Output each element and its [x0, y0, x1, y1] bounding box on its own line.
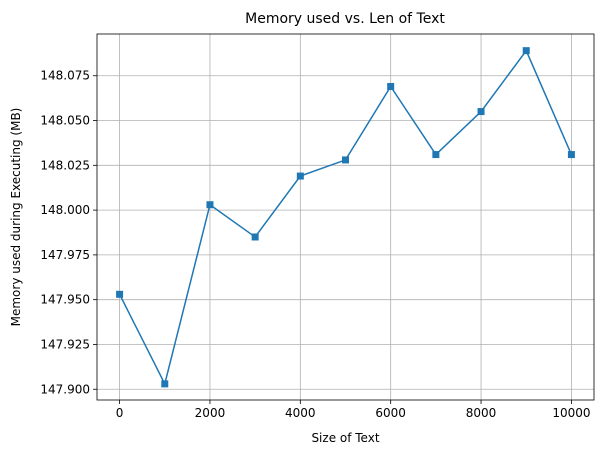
series-line	[118, 49, 573, 387]
data-point-marker	[161, 380, 169, 388]
data-point-marker	[522, 47, 530, 55]
data-point-marker	[116, 290, 124, 298]
x-tick-label: 0	[116, 406, 124, 420]
x-tick-label: 2000	[195, 406, 226, 420]
axis-ticks: 0 2000 4000 6000 8000 10000 147.900 147.925 147.…	[40, 69, 590, 420]
series-layer	[116, 47, 575, 388]
y-tick-label: 148.000	[40, 203, 90, 217]
plot-frame	[96, 33, 595, 401]
x-tick-label: 10000	[552, 406, 590, 420]
chart-title: Memory used vs. Len of Text	[245, 11, 445, 27]
y-tick-label: 148.075	[40, 69, 90, 83]
y-tick-label: 147.975	[40, 248, 90, 262]
data-point-marker	[477, 108, 485, 116]
x-tick-label: 4000	[285, 406, 316, 420]
data-point-marker	[206, 201, 214, 209]
x-tick-label: 8000	[466, 406, 497, 420]
data-point-marker	[387, 82, 395, 90]
data-point-marker	[567, 151, 575, 159]
y-axis-label: Memory used during Executing (MB)	[9, 108, 23, 327]
x-axis-label: Size of Text	[311, 431, 379, 445]
data-point-marker	[251, 233, 259, 241]
data-point-marker	[432, 151, 440, 159]
y-tick-label: 147.925	[40, 337, 90, 351]
data-point-marker	[342, 156, 349, 164]
y-tick-label: 147.950	[40, 293, 90, 307]
grid	[97, 34, 594, 400]
y-tick-label: 148.025	[40, 158, 90, 172]
y-tick-label: 147.900	[40, 382, 90, 396]
x-tick-label: 6000	[375, 406, 406, 420]
data-point-marker	[296, 172, 304, 180]
y-tick-label: 148.050	[40, 114, 90, 128]
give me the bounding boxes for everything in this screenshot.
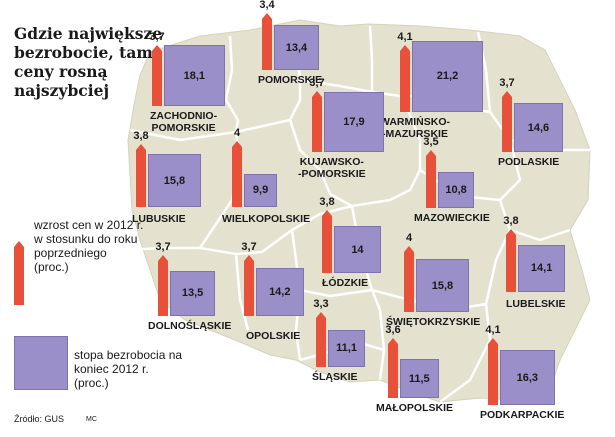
- region-name-podlaskie: PODLASKIE: [498, 156, 560, 168]
- inflation-bar-kujawsko-pomorskie: [312, 90, 322, 152]
- inflation-value-lodzkie: 3,8: [319, 196, 335, 208]
- unemployment-square-podkarpackie: 16,3: [500, 350, 555, 405]
- legend-unemployment-square: [14, 336, 68, 390]
- inflation-bar-dolnoslaskie: [158, 254, 168, 316]
- region-name-lubelskie: LUBELSKIE: [506, 298, 566, 310]
- inflation-bar-mazowieckie: [426, 149, 436, 208]
- region-name-malopolskie: MAŁOPOLSKIE: [376, 402, 454, 414]
- region-name-pomorskie: POMORSKIE: [258, 74, 323, 86]
- region-name-dolnoslaskie: DOLNOŚLĄSKIE: [148, 320, 232, 332]
- unemployment-square-lodzkie: 14: [334, 226, 381, 273]
- inflation-value-podkarpackie: 4,1: [485, 323, 501, 336]
- inflation-value-slaskie: 3,3: [313, 297, 329, 310]
- source-note: Źródło: GUS: [14, 414, 65, 424]
- legend-inflation-label: wzrost cen w 2012 r. w stosunku do roku …: [34, 218, 144, 274]
- region-name-swietokrzyskie: ŚWIĘTOKRZYSKIE: [386, 316, 481, 328]
- map-title: Gdzie największe bezrobocie, tam ceny ro…: [14, 24, 163, 100]
- unemployment-square-swietokrzyskie: 15,8: [416, 259, 469, 312]
- inflation-bar-opolskie: [244, 254, 254, 316]
- unemployment-square-pomorskie: 13,4: [274, 25, 319, 70]
- region-name-warminsko-mazurskie: WARMIŃSKO- -MAZURSKIE: [380, 116, 450, 140]
- inflation-bar-zachodniopomorskie: [152, 44, 162, 106]
- inflation-bar-warminsko-mazurskie: [400, 44, 410, 112]
- legend-unemployment-label: stopa bezrobocia na koniec 2012 r. (proc…: [74, 348, 183, 390]
- region-name-lodzkie: ŁÓDZKIE: [322, 277, 369, 289]
- legend-inflation-bar: [14, 241, 24, 305]
- inflation-bar-pomorskie: [262, 13, 272, 70]
- inflation-value-dolnoslaskie: 3,7: [155, 240, 171, 253]
- inflation-bar-lodzkie: [322, 210, 332, 273]
- region-name-opolskie: OPOLSKIE: [246, 330, 301, 342]
- region-name-slaskie: ŚLĄSKIE: [312, 371, 358, 383]
- inflation-bar-slaskie: [316, 311, 326, 367]
- inflation-bar-podlaskie: [502, 90, 512, 152]
- inflation-value-podlaskie: 3,7: [499, 76, 515, 89]
- unemployment-square-lubelskie: 14,1: [518, 244, 566, 292]
- unemployment-square-dolnoslaskie: 13,5: [170, 270, 216, 316]
- inflation-bar-podkarpackie: [488, 337, 498, 405]
- inflation-value-opolskie: 3,7: [241, 240, 257, 253]
- region-name-podkarpackie: PODKARPACKIE: [480, 409, 565, 421]
- unemployment-square-kujawsko-pomorskie: 17,9: [324, 92, 384, 152]
- inflation-value-lubelskie: 3,8: [503, 215, 519, 227]
- unemployment-square-podlaskie: 14,6: [514, 103, 563, 152]
- inflation-value-warminsko-mazurskie: 4,1: [397, 30, 413, 43]
- inflation-value-lubuskie: 3,8: [133, 130, 149, 142]
- region-name-zachodniopomorskie: ZACHODNIO- POMORSKIE: [150, 110, 218, 134]
- inflation-value-pomorskie: 3,4: [259, 0, 275, 11]
- region-name-lubuskie: LUBUSKIE: [132, 213, 186, 225]
- inflation-value-mazowieckie: 3,5: [423, 135, 439, 148]
- unemployment-square-warminsko-mazurskie: 21,2: [412, 40, 484, 112]
- region-name-mazowieckie: MAZOWIECKIE: [414, 212, 490, 224]
- inflation-value-kujawsko-pomorskie: 3,7: [309, 76, 325, 89]
- unemployment-square-malopolskie: 11,5: [400, 359, 439, 398]
- inflation-bar-lubelskie: [506, 229, 516, 292]
- unemployment-square-opolskie: 14,2: [256, 268, 304, 316]
- unemployment-square-mazowieckie: 10,8: [438, 171, 475, 208]
- inflation-bar-wielkopolskie: [232, 141, 242, 207]
- author-credit: MC: [86, 416, 97, 423]
- region-name-wielkopolskie: WIELKOPOLSKIE: [222, 213, 311, 225]
- region-name-kujawsko-pomorskie: KUJAWSKO- -POMORSKIE: [298, 156, 366, 180]
- unemployment-square-zachodniopomorskie: 18,1: [164, 45, 225, 106]
- inflation-value-malopolskie: 3,6: [385, 324, 401, 336]
- unemployment-square-lubuskie: 15,8: [148, 154, 201, 207]
- inflation-value-wielkopolskie: 4: [233, 127, 241, 139]
- inflation-bar-lubuskie: [136, 144, 146, 207]
- unemployment-square-slaskie: 11,1: [328, 329, 366, 367]
- inflation-value-swietokrzyskie: 4: [405, 232, 413, 244]
- unemployment-square-wielkopolskie: 9,9: [244, 173, 278, 207]
- inflation-bar-malopolskie: [388, 338, 398, 398]
- inflation-value-zachodniopomorskie: 3,7: [149, 30, 165, 43]
- inflation-bar-swietokrzyskie: [404, 246, 414, 312]
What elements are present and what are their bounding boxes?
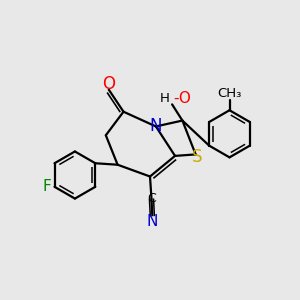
Text: N: N [147, 214, 158, 229]
Text: N: N [149, 117, 162, 135]
Text: H: H [159, 92, 169, 105]
Text: O: O [102, 75, 115, 93]
Text: CH₃: CH₃ [217, 87, 242, 100]
Text: -O: -O [173, 91, 191, 106]
Text: S: S [192, 148, 202, 166]
Text: F: F [43, 179, 52, 194]
Text: C: C [147, 192, 156, 206]
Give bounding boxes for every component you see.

=-=-=-=-=

Instructions to follow =>
Please rewrite all the records above as a numbered list of their lines, skipping blank lines and leaving out the pictures.

Answer for the task =>
1. Output each element and its [x0, y0, x1, y1] bounding box on its own line.
2. series-line	[118, 49, 573, 387]
3. data-point-marker	[161, 380, 169, 388]
4. data-point-marker	[522, 47, 530, 55]
5. data-point-marker	[116, 290, 124, 298]
6. x-tick-label: 0	[116, 406, 124, 420]
7. x-tick-label: 2000	[195, 406, 226, 420]
8. axis-ticks: 0 2000 4000 6000 8000 10000 147.900 147.925 147.…	[40, 69, 590, 420]
9. series-layer	[116, 47, 575, 388]
10. y-tick-label: 148.000	[40, 203, 90, 217]
11. plot-frame	[96, 33, 595, 401]
12. x-tick-label: 10000	[552, 406, 590, 420]
13. chart-title: Memory used vs. Len of Text	[245, 11, 445, 27]
14. y-tick-label: 148.075	[40, 69, 90, 83]
15. y-tick-label: 147.975	[40, 248, 90, 262]
16. data-point-marker	[477, 108, 485, 116]
17. x-tick-label: 4000	[285, 406, 316, 420]
18. data-point-marker	[206, 201, 214, 209]
19. x-tick-label: 8000	[466, 406, 497, 420]
20. data-point-marker	[387, 82, 395, 90]
21. data-point-marker	[567, 151, 575, 159]
22. y-axis-label: Memory used during Executing (MB)	[9, 108, 23, 327]
23. x-axis-label: Size of Text	[311, 431, 379, 445]
24. data-point-marker	[251, 233, 259, 241]
25. data-point-marker	[432, 151, 440, 159]
26. y-tick-label: 147.925	[40, 337, 90, 351]
27. data-point-marker	[342, 156, 349, 164]
28. y-tick-label: 147.950	[40, 293, 90, 307]
29. grid	[97, 34, 594, 400]
30. y-tick-label: 148.025	[40, 158, 90, 172]
31. y-tick-label: 147.900	[40, 382, 90, 396]
32. x-tick-label: 6000	[375, 406, 406, 420]
33. data-point-marker	[296, 172, 304, 180]
34. y-tick-label: 148.050	[40, 114, 90, 128]
35. give me the bounding boxes for everything in this screenshot.
36. - region-name-podlaskie: PODLASKIE: [498, 156, 560, 168]
37. - inflation-bar-kujawsko-pomorskie: [312, 90, 322, 152]
38. - inflation-value-lodzkie: 3,8: [319, 196, 335, 208]
39. - unemployment-square-podkarpackie: 16,3: [500, 350, 555, 405]
40. - legend-unemployment-square: [14, 336, 68, 390]
41. - inflation-bar-dolnoslaskie: [158, 254, 168, 316]
42. - region-name-lubelskie: LUBELSKIE: [506, 298, 566, 310]
43. - inflation-bar-mazowieckie: [426, 149, 436, 208]
44. - region-name-malopolskie: MAŁOPOLSKIE: [376, 402, 454, 414]
45. - region-name-pomorskie: POMORSKIE: [258, 74, 323, 86]
46. - region-name-dolnoslaskie: DOLNOŚLĄSKIE: [148, 320, 232, 332]
47. - unemployment-square-lodzkie: 14: [334, 226, 381, 273]
48. - inflation-value-podkarpackie: 4,1: [485, 323, 501, 336]
49. - inflation-value-slaskie: 3,3: [313, 297, 329, 310]
50. - source-note: Źródło: GUS: [14, 414, 65, 424]
51. - legend-inflation-label: wzrost cen w 2012 r. w stosunku do roku …: [34, 218, 144, 274]
52. - region-name-swietokrzyskie: ŚWIĘTOKRZYSKIE: [386, 316, 481, 328]
53. - map-title: Gdzie największe bezrobocie, tam ceny ro…: [14, 24, 163, 100]
54. - unemployment-square-swietokrzyskie: 15,8: [416, 259, 469, 312]
55. - inflation-bar-opolskie: [244, 254, 254, 316]
56. - unemployment-square-pomorskie: 13,4: [274, 25, 319, 70]
57. - region-name-warminsko-mazurskie: WARMIŃSKO- -MAZURSKIE: [380, 116, 450, 140]
58. - inflation-bar-zachodniopomorskie: [152, 44, 162, 106]
59. - inflation-bar-warminsko-mazurskie: [400, 44, 410, 112]
60. - legend-unemployment-label: stopa bezrobocia na koniec 2012 r. (proc…: [74, 348, 183, 390]
61. - region-name-lodzkie: ŁÓDZKIE: [322, 277, 369, 289]
62. - legend-inflation-bar: [14, 241, 24, 305]
63. - inflation-bar-pomorskie: [262, 13, 272, 70]
64. - inflation-value-dolnoslaskie: 3,7: [155, 240, 171, 253]
65. - inflation-bar-lodzkie: [322, 210, 332, 273]
66. - region-name-opolskie: OPOLSKIE: [246, 330, 301, 342]
67. - region-name-slaskie: ŚLĄSKIE: [312, 371, 358, 383]
68. - inflation-bar-slaskie: [316, 311, 326, 367]
69. - inflation-bar-podlaskie: [502, 90, 512, 152]
70. - inflation-value-podlaskie: 3,7: [499, 76, 515, 89]
71. - unemployment-square-lubelskie: 14,1: [518, 244, 566, 292]
72. - unemployment-square-dolnoslaskie: 13,5: [170, 270, 216, 316]
73. - inflation-bar-podkarpackie: [488, 337, 498, 405]
74. - inflation-value-opolskie: 3,7: [241, 240, 257, 253]
75. - region-name-podkarpackie: PODKARPACKIE: [480, 409, 565, 421]
76. - unemployment-square-kujawsko-pomorskie: 17,9: [324, 92, 384, 152]
77. - inflation-value-lubelskie: 3,8: [503, 215, 519, 227]
78. - unemployment-square-podlaskie: 14,6: [514, 103, 563, 152]
79. - inflation-value-warminsko-mazurskie: 4,1: [397, 30, 413, 43]
80. - inflation-value-lubuskie: 3,8: [133, 130, 149, 142]
81. - region-name-zachodniopomorskie: ZACHODNIO- POMORSKIE: [150, 110, 218, 134]
82. - inflation-value-pomorskie: 3,4: [259, 0, 275, 11]
83. - region-name-lubuskie: LUBUSKIE: [132, 213, 186, 225]
84. - inflation-value-mazowieckie: 3,5: [423, 135, 439, 148]
85. - unemployment-square-warminsko-mazurskie: 21,2: [412, 40, 484, 112]
86. - region-name-mazowieckie: MAZOWIECKIE: [414, 212, 490, 224]
87. - inflation-value-kujawsko-pomorskie: 3,7: [309, 76, 325, 89]
88. - unemployment-square-malopolskie: 11,5: [400, 359, 439, 398]
89. - inflation-bar-lubelskie: [506, 229, 516, 292]
90. - unemployment-square-opolskie: 14,2: [256, 268, 304, 316]
91. - unemployment-square-mazowieckie: 10,8: [438, 171, 475, 208]
92. - inflation-bar-wielkopolskie: [232, 141, 242, 207]
93. - author-credit: MC: [86, 416, 97, 423]
94. - region-name-wielkopolskie: WIELKOPOLSKIE: [222, 213, 311, 225]
95. - region-name-kujawsko-pomorskie: KUJAWSKO- -POMORSKIE: [298, 156, 366, 180]
96. - unemployment-square-zachodniopomorskie: 18,1: [164, 45, 225, 106]
97. - inflation-value-malopolskie: 3,6: [385, 324, 401, 336]
98. - unemployment-square-lubuskie: 15,8: [148, 154, 201, 207]
99. - inflation-value-wielkopolskie: 4: [233, 127, 241, 139]
100. - inflation-bar-lubuskie: [136, 144, 146, 207]
101. - unemployment-square-slaskie: 11,1: [328, 329, 366, 367]
102. - inflation-value-swietokrzyskie: 4: [405, 232, 413, 244]
103. - unemployment-square-wielkopolskie: 9,9: [244, 173, 278, 207]
104. - inflation-bar-malopolskie: [388, 338, 398, 398]
105. - inflation-value-zachodniopomorskie: 3,7: [149, 30, 165, 43]
106. - inflation-bar-swietokrzyskie: [404, 246, 414, 312]
107. What elements are present and what are their bounding boxes?
108. Text: N: N [147, 214, 158, 229]
109. Text: N: N [149, 117, 162, 135]
110. Text: H: H [159, 92, 169, 105]
111. Text: O: O [102, 75, 115, 93]
112. Text: CH₃: CH₃ [217, 87, 242, 100]
113. Text: -O: -O [173, 91, 191, 106]
114. Text: S: S [192, 148, 202, 166]
115. Text: F: F [43, 179, 52, 194]
116. Text: C: C [147, 192, 156, 206]
117. Give bounding boxes for every component you see.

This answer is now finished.